Task brief> Set down every entry word for word. Omit the pictures.

Data supplied>

"""

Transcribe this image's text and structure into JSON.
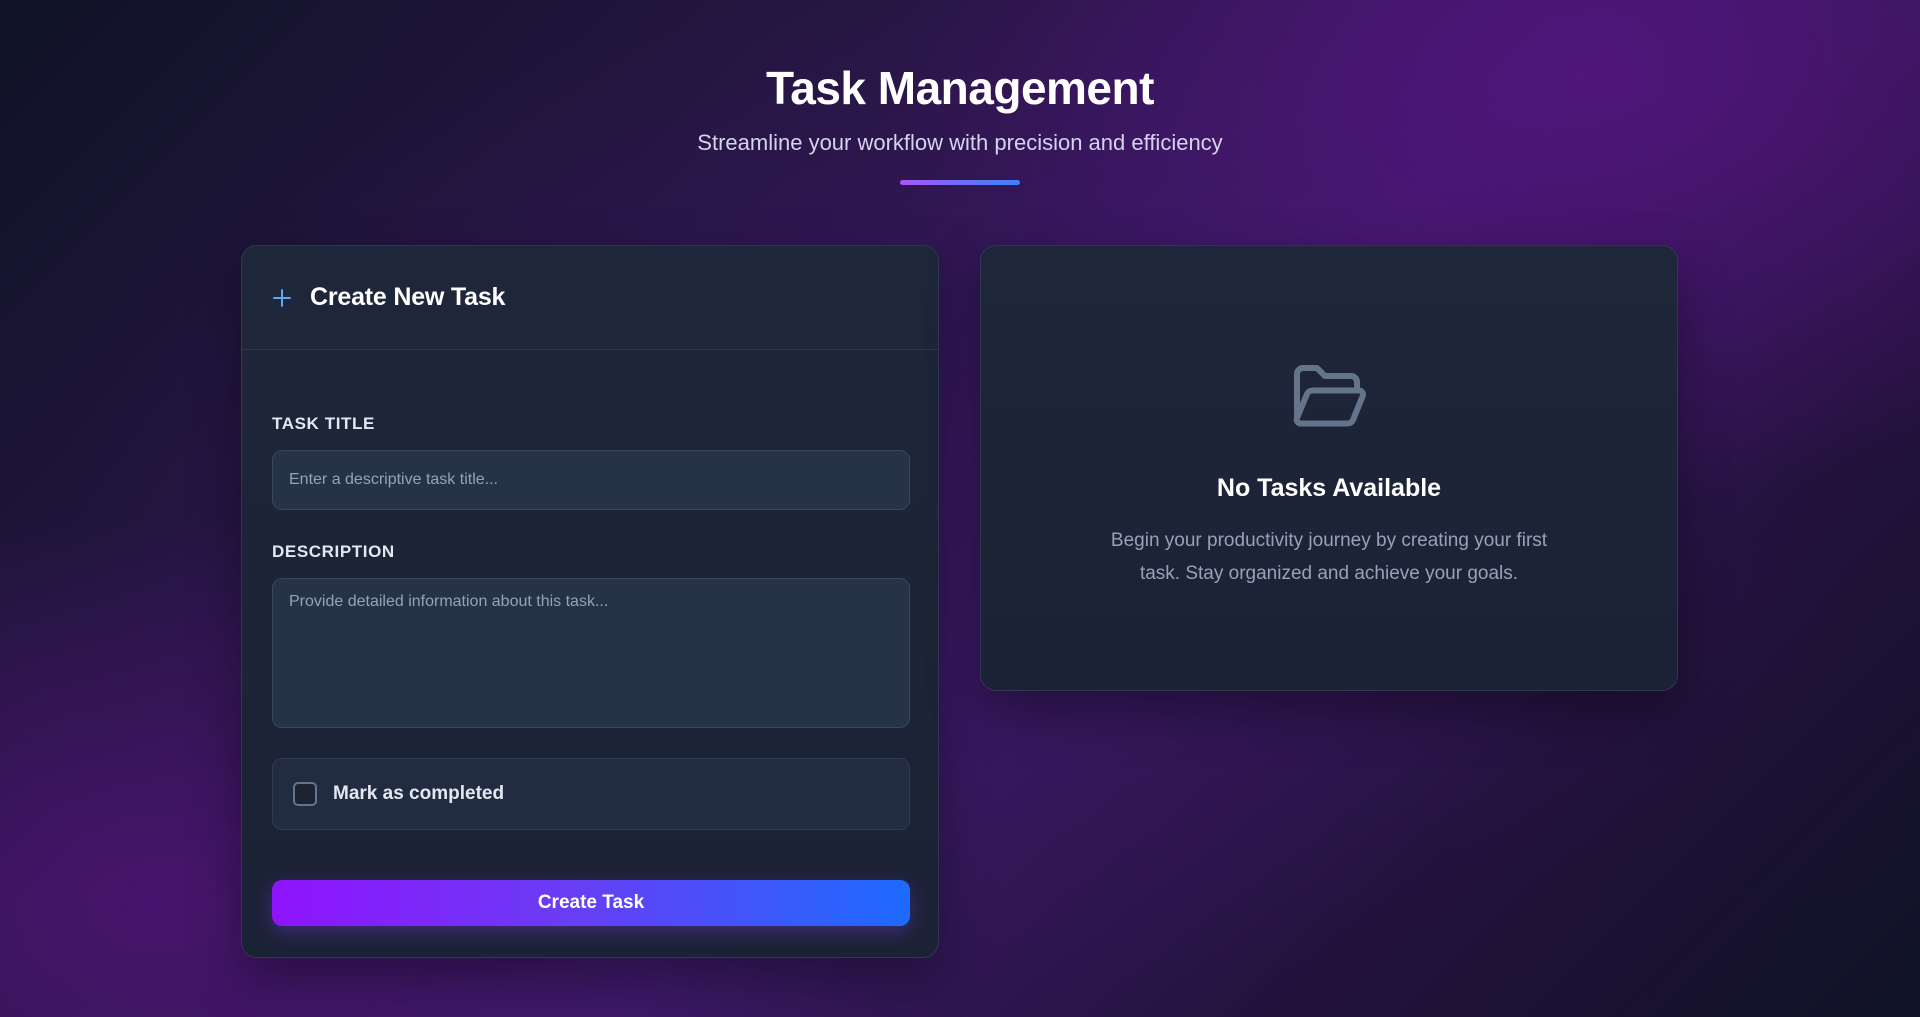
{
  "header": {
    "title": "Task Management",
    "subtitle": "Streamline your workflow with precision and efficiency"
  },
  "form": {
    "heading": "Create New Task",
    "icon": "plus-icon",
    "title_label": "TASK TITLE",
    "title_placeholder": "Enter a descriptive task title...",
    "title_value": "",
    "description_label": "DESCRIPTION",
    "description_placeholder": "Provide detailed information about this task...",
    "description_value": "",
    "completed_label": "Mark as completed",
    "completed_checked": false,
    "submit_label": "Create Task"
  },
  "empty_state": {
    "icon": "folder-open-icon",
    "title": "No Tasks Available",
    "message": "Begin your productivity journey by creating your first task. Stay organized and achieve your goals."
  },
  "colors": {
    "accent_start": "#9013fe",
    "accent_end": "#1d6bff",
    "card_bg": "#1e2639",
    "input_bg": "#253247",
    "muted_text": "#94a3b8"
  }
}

"""

Result below>
Transcribe this image's text and structure into JSON.
{
  "header": {
    "title": "Task Management",
    "subtitle": "Streamline your workflow with precision and efficiency"
  },
  "form": {
    "heading": "Create New Task",
    "icon": "plus-icon",
    "title_label": "TASK TITLE",
    "title_placeholder": "Enter a descriptive task title...",
    "title_value": "",
    "description_label": "DESCRIPTION",
    "description_placeholder": "Provide detailed information about this task...",
    "description_value": "",
    "completed_label": "Mark as completed",
    "completed_checked": false,
    "submit_label": "Create Task"
  },
  "empty_state": {
    "icon": "folder-open-icon",
    "title": "No Tasks Available",
    "message": "Begin your productivity journey by creating your first task. Stay organized and achieve your goals."
  },
  "colors": {
    "accent_start": "#9013fe",
    "accent_end": "#1d6bff",
    "card_bg": "#1e2639",
    "input_bg": "#253247",
    "muted_text": "#94a3b8"
  }
}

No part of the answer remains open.